## Task item
From the piece on Mario Vazquez Rana's resignation below, copy word for word the passage running from "Make no mistake, Vazquez" up to and including "fall into disarray.".

[Document section]

The resignation of Mario Vazquez Rana of Mexico from four influential Olympic responsibilities – the IOC and thereby its Executive Board and also as president of ANOC and Chairman of the Solidarity commission – resolves one problem and simultaneously creates another. It marks the end of ANOC’s benevolent dictatorship, but leaves continental America – irrationally regarded under Olympic regulations as one unit, yet comprising three disparate sections of North, the Caribbean and the South –without a coherent leader.
At a time when Jacques Rogge, IOC President, is to retire next year, the IOC thus faces a period of immediate uncertainty with the departure of two foremost leaders. It has been conspicuous that in the controversy surrounding Vazquez Rana over the past four months, there has been no indication of leadership from the USA, the most powerful single national Olympic committee sensing its unpopularity within Olympic circles. USOC is seemingly unwilling to commit itself on the sporting political stage.
Make no mistake, Vazquez Rana has for a quarter of a century been a singularly powerful figure, yet that power ultimately insulated him from reality. As a prominent Caribbean official remarked, enmeshed in the additional controversy of Vazquez Rana clinging to his control of PASO: “Mario failed, approaching his 80th birthday, to recognize that under regulations it’s time to go when you have served your term. He was unwilling to relinquish office graciously.”
ANOC’s executive, which sought to dilute Vazquez Rana’s autocratic reign prior to his age-related expiry of IOC membership in December, has interpreted his resignation as “a blessing in disguise”. Yet without his monolithic authority – in particular dispensing Solidarity funds to the impecunious Caribbean – the three American factions are likely to fall into disarray.
With Vazquez Rana having schooled no obvious successor, in the opinion of former IOC member and international sailing president Paul Henderson of Canada, “The continent could be left in a void. Whether or not we liked Mario’s style, in a tough environment he held the continent together. With a difficult mind-set, he was magnificent.”

[/Document section]
[Data provided]

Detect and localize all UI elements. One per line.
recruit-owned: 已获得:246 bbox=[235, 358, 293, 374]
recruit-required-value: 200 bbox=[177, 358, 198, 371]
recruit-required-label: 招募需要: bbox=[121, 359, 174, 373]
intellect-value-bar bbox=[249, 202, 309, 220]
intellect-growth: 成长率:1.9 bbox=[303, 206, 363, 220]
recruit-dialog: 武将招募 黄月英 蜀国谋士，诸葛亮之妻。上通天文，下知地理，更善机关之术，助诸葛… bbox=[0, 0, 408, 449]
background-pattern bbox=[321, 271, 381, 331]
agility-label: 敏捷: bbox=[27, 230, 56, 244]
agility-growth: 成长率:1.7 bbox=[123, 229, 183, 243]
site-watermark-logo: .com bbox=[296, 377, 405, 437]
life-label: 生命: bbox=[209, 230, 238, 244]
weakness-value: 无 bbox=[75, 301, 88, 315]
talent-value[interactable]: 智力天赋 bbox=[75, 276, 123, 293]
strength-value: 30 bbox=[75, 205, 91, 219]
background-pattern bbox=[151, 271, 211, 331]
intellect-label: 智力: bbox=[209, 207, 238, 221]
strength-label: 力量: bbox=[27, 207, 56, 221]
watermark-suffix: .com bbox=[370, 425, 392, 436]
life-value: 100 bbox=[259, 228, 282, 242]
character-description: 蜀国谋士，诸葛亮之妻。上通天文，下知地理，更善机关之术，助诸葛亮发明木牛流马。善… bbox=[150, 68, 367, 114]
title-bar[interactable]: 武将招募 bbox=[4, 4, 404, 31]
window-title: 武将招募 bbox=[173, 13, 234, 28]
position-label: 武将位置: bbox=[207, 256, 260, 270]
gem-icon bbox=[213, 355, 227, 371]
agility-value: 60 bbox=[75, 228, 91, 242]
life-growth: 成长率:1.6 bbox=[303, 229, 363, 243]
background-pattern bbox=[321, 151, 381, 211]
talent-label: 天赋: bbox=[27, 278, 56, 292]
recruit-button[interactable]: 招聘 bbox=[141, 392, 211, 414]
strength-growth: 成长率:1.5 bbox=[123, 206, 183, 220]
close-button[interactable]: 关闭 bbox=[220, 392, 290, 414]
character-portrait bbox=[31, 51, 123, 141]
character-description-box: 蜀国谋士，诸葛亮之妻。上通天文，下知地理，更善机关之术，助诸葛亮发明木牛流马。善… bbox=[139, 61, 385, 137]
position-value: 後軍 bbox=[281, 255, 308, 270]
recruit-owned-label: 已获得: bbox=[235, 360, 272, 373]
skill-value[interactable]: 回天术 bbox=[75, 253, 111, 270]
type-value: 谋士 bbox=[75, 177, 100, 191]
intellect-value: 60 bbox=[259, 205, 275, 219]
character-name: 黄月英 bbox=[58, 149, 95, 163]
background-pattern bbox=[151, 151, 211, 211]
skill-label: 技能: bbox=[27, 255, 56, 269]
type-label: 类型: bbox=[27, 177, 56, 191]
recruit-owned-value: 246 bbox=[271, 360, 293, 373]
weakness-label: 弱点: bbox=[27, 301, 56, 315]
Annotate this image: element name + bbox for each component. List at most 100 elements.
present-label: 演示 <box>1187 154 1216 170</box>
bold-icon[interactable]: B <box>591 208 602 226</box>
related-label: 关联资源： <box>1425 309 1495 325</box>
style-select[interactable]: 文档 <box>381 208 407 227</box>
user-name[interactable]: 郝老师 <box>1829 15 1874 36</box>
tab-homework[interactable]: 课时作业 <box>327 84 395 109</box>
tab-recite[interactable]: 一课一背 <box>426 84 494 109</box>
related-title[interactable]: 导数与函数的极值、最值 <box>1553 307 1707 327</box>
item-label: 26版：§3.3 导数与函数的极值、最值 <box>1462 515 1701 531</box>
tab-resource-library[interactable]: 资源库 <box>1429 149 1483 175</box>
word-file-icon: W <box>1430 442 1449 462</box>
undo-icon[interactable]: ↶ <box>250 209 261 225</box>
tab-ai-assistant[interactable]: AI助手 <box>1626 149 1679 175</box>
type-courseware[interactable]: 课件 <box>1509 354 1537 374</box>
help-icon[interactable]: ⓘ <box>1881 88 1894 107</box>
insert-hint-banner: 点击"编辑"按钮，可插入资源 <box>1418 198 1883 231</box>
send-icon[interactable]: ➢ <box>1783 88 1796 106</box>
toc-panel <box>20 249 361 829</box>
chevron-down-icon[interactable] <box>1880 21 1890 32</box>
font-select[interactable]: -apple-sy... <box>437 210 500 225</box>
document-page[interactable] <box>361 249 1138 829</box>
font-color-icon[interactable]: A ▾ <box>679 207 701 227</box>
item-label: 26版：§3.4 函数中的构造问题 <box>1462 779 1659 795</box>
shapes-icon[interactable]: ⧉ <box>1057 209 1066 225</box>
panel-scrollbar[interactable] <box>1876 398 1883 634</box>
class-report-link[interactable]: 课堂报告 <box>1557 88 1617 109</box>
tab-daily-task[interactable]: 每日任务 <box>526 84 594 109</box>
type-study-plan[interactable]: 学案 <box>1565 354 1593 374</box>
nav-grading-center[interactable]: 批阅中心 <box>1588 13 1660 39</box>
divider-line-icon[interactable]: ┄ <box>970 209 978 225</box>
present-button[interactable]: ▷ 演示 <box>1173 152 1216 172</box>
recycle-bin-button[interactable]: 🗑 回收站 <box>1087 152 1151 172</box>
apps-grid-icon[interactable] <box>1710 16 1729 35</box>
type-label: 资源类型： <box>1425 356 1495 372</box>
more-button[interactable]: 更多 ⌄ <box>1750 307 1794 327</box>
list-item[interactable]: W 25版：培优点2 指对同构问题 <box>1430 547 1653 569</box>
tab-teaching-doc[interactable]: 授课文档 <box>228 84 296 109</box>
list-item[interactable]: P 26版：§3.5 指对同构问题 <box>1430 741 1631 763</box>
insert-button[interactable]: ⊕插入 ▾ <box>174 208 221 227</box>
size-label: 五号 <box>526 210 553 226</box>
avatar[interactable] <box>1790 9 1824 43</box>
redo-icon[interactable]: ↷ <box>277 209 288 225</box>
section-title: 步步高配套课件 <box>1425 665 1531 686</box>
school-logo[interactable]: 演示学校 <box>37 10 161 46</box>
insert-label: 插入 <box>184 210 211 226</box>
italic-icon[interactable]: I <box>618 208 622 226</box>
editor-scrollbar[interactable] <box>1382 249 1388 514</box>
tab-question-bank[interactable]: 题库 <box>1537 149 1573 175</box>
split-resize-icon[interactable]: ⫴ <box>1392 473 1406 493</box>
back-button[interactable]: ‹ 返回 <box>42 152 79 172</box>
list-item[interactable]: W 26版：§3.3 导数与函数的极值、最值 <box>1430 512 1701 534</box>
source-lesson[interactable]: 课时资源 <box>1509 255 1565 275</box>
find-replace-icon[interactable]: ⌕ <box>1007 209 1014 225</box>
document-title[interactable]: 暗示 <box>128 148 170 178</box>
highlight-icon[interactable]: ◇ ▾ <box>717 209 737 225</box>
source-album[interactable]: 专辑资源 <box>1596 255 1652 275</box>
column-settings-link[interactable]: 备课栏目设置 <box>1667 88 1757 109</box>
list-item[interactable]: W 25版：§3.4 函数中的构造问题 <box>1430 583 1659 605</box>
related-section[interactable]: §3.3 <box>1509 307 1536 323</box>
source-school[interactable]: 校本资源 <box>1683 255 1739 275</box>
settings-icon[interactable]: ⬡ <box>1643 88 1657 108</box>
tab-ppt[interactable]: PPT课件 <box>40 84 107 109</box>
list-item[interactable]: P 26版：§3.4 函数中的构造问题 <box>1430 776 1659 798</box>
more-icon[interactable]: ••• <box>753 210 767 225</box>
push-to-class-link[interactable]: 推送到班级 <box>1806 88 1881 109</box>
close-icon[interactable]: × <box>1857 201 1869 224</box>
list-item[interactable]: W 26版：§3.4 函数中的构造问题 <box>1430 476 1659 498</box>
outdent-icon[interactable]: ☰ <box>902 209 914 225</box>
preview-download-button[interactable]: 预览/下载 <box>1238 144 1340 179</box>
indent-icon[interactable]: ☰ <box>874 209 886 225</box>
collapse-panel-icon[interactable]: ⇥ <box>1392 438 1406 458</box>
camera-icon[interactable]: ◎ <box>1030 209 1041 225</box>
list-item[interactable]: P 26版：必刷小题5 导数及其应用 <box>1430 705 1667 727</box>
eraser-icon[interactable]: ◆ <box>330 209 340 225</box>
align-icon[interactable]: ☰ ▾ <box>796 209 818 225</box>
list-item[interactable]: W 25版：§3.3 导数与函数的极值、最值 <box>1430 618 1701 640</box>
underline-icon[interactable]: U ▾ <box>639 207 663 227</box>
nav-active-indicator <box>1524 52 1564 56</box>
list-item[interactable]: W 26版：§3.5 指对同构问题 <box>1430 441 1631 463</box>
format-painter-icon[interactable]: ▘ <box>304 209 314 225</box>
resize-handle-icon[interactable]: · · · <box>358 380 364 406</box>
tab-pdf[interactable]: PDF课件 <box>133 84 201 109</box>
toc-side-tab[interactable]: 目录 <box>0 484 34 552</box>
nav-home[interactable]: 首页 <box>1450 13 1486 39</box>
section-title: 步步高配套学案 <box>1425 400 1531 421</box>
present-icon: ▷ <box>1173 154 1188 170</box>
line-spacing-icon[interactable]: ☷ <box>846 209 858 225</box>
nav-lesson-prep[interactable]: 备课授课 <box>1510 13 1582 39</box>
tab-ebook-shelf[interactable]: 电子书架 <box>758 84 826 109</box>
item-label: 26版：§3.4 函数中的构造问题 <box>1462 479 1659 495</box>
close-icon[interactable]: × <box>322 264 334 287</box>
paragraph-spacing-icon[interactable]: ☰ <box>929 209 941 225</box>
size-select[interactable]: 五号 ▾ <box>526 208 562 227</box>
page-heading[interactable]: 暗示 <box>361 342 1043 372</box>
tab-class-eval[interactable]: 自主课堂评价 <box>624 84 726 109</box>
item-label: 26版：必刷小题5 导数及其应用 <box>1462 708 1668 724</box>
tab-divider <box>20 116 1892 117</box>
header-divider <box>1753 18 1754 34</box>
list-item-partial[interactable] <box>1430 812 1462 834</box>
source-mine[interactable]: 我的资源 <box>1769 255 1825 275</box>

[/Data provided]

## Response to this exercise
Make no mistake, Vazquez Rana has for a quarter of a century been a singularly powerful figure, yet that power ultimately insulated him from reality. As a prominent Caribbean official remarked, enmeshed in the additional controversy of Vazquez Rana clinging to his control of PASO: “Mario failed, approaching his 80th birthday, to recognize that under regulations it’s time to go when you have served your term. He was unwilling to relinquish office graciously.”
ANOC’s executive, which sought to dilute Vazquez Rana’s autocratic reign prior to his age-related expiry of IOC membership in December, has interpreted his resignation as “a blessing in disguise”. Yet without his monolithic authority – in particular dispensing Solidarity funds to the impecunious Caribbean – the three American factions are likely to fall into disarray.